[Your goal]:
Copy, in full, each line of the material that holds the word "Modify".

==== Source material

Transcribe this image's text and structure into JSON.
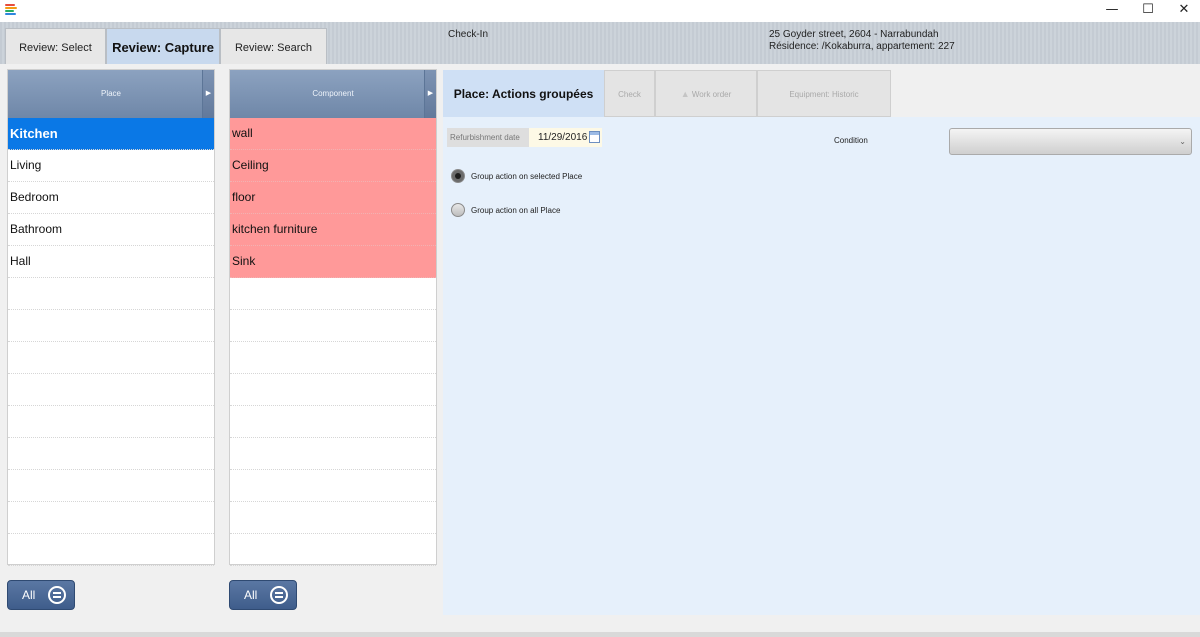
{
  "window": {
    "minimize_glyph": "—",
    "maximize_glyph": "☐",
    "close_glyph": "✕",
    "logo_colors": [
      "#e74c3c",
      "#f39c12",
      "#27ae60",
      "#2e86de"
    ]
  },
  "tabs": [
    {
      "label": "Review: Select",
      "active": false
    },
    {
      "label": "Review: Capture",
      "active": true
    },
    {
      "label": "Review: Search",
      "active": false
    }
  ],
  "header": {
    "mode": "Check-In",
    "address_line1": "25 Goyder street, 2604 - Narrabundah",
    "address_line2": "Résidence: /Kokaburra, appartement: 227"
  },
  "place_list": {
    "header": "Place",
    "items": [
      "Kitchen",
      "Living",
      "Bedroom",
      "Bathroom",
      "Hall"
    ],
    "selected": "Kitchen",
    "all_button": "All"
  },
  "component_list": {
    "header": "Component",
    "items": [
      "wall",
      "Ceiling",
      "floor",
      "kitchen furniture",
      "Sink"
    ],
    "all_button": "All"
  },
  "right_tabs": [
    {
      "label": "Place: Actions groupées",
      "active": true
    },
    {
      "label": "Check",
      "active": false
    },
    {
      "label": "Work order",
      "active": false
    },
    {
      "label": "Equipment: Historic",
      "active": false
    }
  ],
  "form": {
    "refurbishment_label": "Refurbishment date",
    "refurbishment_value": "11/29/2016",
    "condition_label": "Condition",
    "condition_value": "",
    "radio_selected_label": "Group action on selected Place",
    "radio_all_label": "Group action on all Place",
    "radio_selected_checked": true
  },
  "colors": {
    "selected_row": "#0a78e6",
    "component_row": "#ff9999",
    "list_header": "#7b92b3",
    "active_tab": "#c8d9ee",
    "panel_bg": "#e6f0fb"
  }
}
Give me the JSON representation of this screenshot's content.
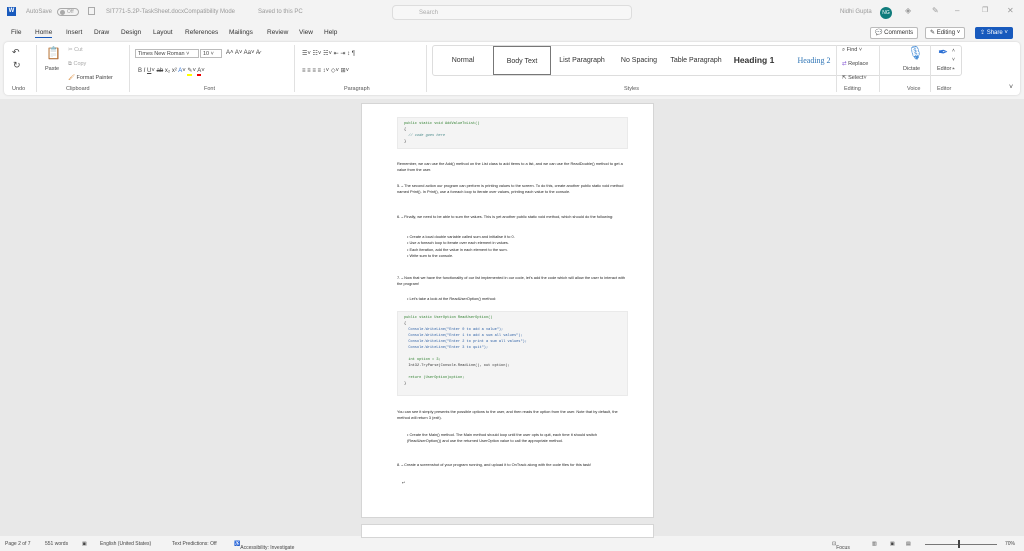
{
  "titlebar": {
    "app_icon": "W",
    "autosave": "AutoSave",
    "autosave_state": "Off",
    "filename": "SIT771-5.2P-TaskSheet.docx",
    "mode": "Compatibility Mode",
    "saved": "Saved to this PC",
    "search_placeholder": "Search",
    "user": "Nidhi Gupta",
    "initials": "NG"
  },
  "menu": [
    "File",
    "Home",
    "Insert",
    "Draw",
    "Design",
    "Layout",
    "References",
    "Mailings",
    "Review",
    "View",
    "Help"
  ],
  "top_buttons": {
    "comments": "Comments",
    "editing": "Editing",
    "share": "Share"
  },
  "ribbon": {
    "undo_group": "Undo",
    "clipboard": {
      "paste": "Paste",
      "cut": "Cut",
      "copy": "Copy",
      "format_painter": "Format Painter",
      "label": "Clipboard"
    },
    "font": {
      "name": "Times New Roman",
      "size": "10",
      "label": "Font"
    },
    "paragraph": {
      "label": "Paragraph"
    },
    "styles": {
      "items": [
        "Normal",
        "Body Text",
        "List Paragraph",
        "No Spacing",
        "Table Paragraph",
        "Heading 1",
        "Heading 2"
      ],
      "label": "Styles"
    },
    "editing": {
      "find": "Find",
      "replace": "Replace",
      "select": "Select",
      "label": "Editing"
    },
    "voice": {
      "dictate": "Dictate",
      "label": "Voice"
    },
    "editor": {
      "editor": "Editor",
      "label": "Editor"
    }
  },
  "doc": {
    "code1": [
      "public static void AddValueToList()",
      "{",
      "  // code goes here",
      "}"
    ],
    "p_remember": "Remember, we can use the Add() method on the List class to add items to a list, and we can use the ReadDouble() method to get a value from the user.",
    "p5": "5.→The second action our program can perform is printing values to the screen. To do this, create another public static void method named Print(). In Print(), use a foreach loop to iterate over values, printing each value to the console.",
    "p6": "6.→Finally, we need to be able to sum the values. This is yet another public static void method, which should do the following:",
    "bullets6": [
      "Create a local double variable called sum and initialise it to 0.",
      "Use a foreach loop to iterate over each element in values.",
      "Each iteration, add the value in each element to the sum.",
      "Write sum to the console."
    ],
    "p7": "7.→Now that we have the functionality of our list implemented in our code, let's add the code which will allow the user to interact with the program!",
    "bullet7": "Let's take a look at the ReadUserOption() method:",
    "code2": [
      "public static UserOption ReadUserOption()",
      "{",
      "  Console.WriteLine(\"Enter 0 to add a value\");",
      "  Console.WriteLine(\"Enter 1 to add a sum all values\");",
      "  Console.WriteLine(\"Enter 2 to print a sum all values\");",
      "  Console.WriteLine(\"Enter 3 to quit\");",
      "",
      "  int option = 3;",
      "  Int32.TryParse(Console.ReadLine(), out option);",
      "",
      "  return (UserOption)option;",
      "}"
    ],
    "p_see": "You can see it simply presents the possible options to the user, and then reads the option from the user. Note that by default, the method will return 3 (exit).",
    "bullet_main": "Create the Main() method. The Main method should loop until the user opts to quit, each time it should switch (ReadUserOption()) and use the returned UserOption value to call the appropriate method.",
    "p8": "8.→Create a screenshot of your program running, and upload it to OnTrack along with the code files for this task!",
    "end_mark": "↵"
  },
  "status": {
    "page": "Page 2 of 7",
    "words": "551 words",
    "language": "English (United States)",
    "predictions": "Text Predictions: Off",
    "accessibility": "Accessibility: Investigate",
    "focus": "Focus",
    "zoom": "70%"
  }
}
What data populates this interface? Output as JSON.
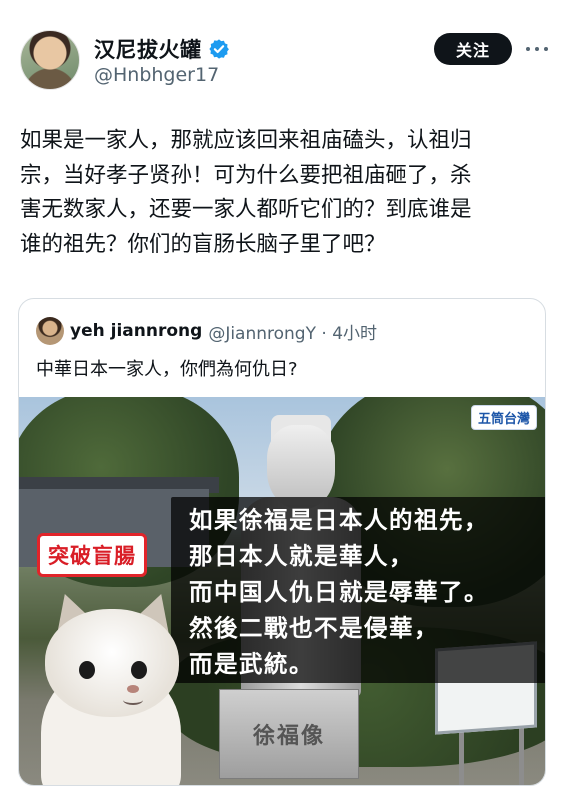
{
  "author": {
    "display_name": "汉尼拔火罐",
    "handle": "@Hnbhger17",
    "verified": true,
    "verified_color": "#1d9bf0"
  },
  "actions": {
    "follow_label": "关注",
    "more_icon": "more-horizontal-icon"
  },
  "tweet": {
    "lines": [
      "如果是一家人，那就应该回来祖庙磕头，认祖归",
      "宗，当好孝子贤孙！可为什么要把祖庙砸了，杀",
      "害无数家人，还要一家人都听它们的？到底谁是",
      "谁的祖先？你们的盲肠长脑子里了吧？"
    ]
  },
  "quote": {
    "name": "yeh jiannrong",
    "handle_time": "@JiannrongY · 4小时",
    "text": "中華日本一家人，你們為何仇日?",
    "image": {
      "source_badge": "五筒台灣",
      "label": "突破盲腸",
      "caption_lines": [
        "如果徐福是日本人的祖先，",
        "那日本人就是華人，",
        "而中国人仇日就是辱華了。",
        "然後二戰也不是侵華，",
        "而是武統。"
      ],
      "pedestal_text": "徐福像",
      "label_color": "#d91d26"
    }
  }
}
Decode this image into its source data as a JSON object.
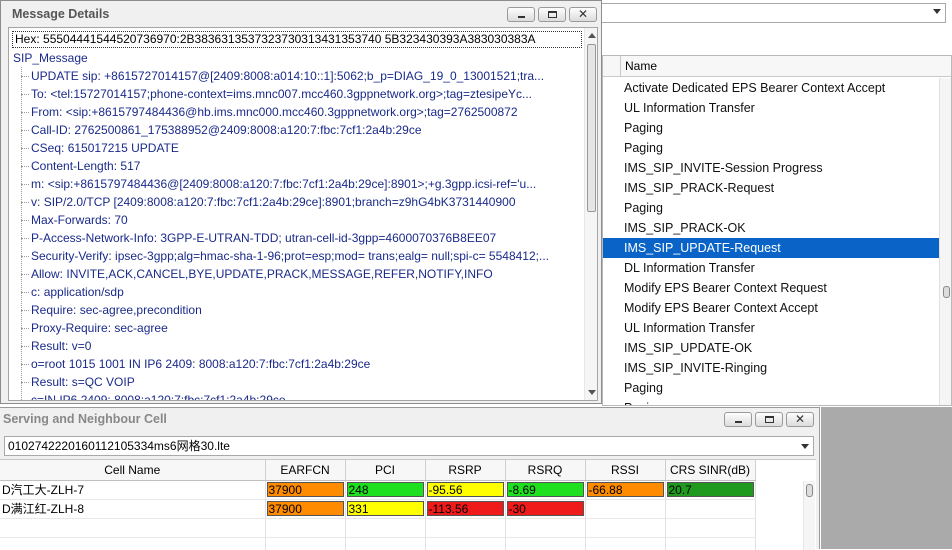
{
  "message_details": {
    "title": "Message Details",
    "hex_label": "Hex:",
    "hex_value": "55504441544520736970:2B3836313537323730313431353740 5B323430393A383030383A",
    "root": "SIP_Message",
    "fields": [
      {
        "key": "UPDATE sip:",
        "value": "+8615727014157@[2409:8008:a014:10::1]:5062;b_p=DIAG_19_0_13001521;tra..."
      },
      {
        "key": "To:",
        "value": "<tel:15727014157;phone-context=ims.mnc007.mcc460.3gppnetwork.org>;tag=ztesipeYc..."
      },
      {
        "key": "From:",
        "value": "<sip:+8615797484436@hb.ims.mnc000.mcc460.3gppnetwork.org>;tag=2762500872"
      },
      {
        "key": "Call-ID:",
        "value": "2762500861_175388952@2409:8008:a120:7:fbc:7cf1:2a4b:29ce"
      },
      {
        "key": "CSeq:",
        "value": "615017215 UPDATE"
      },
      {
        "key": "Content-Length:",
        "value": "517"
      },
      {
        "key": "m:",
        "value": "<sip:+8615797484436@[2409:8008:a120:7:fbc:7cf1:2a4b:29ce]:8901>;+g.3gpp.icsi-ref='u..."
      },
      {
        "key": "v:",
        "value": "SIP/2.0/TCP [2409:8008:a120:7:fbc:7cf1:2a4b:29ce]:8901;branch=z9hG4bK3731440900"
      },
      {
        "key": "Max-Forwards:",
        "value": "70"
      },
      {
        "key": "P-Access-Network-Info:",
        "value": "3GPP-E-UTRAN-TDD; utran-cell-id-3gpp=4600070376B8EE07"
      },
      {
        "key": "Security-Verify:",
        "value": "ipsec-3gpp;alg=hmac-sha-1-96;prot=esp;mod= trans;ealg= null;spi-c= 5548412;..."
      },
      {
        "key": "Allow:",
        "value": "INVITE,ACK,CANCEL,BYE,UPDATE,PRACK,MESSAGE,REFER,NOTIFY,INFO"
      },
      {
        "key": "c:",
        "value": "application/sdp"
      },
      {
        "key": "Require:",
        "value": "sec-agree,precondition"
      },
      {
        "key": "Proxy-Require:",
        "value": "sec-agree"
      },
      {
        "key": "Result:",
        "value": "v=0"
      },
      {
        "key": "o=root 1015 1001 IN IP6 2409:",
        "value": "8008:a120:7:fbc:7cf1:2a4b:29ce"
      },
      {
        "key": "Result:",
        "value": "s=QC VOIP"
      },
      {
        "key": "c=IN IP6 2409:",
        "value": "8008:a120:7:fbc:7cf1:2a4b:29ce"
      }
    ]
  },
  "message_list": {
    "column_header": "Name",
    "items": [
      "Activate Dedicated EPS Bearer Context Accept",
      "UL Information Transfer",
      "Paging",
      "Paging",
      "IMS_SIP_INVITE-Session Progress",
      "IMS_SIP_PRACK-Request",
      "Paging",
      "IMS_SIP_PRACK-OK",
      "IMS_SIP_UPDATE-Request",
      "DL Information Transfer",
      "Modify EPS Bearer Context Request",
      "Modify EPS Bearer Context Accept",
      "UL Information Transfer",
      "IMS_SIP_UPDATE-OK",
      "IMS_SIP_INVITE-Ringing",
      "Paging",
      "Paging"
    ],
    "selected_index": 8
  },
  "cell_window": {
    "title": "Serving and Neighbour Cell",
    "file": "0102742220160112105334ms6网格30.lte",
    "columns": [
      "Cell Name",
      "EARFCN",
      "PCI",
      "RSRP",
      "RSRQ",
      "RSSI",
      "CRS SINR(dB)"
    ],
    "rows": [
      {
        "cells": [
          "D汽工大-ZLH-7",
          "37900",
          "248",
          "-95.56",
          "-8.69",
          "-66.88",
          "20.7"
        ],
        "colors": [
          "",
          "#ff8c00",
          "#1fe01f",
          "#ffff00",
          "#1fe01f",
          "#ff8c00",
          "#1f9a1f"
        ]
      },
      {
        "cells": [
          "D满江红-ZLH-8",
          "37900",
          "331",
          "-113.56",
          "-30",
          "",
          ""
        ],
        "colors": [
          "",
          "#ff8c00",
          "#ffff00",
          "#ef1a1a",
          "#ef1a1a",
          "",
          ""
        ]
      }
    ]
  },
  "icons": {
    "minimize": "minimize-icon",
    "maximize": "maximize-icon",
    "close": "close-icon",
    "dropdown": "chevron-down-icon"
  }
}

========

[Written answer]:
      "Modify EPS Bearer Context Request",
      "Modify EPS Bearer Context Accept",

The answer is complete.